▸ **What is asked**:
Below is some material; transcribe all of it exactly.

▸ **Extracted data entries**:
* * * * *
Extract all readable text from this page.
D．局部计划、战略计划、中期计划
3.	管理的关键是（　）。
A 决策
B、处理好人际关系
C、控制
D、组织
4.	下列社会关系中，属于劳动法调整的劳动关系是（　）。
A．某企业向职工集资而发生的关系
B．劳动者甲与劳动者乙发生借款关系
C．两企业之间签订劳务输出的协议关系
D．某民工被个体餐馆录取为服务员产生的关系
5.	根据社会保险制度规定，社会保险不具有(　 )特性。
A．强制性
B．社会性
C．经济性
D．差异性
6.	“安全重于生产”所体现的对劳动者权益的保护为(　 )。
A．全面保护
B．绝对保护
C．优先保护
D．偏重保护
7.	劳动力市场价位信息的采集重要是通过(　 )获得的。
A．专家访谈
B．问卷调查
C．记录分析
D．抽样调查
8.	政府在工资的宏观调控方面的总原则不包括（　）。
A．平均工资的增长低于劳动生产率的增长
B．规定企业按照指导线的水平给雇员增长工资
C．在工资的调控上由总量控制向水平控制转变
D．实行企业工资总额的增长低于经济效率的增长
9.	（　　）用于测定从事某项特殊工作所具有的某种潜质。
* * * * *
▸ **Task output**:
Extract all readable text from this page.
D．局部计划、战略计划、中期计划
3.	管理的关键是（　）。
A 决策
B、处理好人际关系
C、控制
D、组织
4.	下列社会关系中，属于劳动法调整的劳动关系是（　）。
A．某企业向职工集资而发生的关系
B．劳动者甲与劳动者乙发生借款关系
C．两企业之间签订劳务输出的协议关系
D．某民工被个体餐馆录取为服务员产生的关系
5.	根据社会保险制度规定，社会保险不具有(　 )特性。
A．强制性
B．社会性
C．经济性
D．差异性
6.	“安全重于生产”所体现的对劳动者权益的保护为(　 )。
A．全面保护
B．绝对保护
C．优先保护
D．偏重保护
7.	劳动力市场价位信息的采集重要是通过(　 )获得的。
A．专家访谈
B．问卷调查
C．记录分析
D．抽样调查
8.	政府在工资的宏观调控方面的总原则不包括（　）。
A．平均工资的增长低于劳动生产率的增长
B．规定企业按照指导线的水平给雇员增长工资
C．在工资的调控上由总量控制向水平控制转变
D．实行企业工资总额的增长低于经济效率的增长
9.	（　　）用于测定从事某项特殊工作所具有的某种潜质。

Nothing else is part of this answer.